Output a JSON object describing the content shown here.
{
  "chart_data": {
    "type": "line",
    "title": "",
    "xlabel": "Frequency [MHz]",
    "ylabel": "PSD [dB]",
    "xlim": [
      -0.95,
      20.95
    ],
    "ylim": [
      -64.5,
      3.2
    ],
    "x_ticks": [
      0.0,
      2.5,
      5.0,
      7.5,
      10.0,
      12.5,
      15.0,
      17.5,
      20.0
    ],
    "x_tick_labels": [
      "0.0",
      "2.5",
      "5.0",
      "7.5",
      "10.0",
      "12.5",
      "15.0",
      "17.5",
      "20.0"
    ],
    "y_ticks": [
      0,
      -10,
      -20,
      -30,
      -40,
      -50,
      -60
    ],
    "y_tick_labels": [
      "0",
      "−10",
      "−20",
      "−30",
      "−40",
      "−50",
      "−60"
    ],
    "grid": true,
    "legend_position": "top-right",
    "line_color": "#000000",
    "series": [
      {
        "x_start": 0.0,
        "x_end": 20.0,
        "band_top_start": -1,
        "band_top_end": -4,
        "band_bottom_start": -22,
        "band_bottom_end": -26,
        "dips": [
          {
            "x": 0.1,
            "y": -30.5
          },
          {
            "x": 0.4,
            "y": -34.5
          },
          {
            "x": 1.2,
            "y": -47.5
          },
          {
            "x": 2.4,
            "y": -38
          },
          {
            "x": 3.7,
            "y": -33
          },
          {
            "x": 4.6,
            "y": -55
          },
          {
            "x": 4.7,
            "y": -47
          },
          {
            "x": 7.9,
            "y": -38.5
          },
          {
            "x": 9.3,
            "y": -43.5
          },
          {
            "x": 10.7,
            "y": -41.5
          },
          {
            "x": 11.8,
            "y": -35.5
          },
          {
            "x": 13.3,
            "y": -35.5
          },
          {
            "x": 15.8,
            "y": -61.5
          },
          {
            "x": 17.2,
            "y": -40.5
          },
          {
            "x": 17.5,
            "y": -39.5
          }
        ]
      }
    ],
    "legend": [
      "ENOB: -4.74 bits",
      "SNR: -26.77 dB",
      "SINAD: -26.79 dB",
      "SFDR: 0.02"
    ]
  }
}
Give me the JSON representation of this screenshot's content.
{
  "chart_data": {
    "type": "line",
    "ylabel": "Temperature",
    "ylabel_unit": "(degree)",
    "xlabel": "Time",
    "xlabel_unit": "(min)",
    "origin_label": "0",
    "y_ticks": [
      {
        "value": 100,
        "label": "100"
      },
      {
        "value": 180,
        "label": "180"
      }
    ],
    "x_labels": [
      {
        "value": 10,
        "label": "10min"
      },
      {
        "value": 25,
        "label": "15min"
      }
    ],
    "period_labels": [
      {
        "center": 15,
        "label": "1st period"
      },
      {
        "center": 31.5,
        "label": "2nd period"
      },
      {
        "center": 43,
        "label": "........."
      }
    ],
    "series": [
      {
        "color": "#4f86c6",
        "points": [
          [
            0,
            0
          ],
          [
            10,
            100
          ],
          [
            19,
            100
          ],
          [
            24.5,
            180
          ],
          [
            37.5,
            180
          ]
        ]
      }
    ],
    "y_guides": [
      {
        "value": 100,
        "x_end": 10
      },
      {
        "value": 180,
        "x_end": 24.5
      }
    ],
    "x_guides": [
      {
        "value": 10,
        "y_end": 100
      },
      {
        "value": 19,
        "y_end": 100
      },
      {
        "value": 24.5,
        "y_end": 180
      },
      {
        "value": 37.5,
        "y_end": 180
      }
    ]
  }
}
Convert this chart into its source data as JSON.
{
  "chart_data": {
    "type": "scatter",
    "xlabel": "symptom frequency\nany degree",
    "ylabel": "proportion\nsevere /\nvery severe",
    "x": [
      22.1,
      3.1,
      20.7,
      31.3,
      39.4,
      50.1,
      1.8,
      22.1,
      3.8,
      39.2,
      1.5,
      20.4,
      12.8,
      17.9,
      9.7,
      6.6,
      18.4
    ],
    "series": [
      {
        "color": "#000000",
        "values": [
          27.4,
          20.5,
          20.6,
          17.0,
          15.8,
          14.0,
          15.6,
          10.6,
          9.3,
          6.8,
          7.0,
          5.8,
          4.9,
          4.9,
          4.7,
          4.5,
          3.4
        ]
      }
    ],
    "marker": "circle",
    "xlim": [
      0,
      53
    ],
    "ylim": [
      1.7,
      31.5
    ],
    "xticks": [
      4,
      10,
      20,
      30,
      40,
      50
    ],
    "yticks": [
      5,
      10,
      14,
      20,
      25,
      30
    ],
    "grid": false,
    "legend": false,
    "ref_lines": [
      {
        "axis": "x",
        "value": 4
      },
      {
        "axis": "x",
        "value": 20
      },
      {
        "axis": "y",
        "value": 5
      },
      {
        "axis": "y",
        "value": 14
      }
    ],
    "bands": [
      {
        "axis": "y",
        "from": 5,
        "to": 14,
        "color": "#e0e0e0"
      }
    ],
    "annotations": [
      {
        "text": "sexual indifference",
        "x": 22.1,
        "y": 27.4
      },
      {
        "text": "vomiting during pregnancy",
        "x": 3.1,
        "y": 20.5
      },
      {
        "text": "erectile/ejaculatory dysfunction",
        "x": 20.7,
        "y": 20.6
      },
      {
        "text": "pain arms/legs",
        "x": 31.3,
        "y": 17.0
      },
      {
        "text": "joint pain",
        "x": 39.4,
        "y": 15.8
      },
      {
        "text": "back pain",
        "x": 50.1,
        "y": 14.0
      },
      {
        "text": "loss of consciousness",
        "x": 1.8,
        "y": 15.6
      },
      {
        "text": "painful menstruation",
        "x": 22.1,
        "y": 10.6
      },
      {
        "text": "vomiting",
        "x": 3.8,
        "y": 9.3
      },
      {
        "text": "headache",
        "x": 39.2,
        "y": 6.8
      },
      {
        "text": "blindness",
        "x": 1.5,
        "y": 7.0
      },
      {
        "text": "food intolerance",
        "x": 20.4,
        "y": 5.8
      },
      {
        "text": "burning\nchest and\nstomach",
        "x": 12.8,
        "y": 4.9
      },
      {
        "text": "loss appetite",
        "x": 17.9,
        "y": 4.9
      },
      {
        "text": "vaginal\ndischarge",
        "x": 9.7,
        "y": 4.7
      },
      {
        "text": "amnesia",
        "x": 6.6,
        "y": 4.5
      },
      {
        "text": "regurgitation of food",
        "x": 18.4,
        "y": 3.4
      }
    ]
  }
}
----------
GIVEN INSTRUCTION: Look through the records and gather each line with the word "food".

FULL ANSWER:
        "text": "food intolerance",
        "text": "regurgitation of food",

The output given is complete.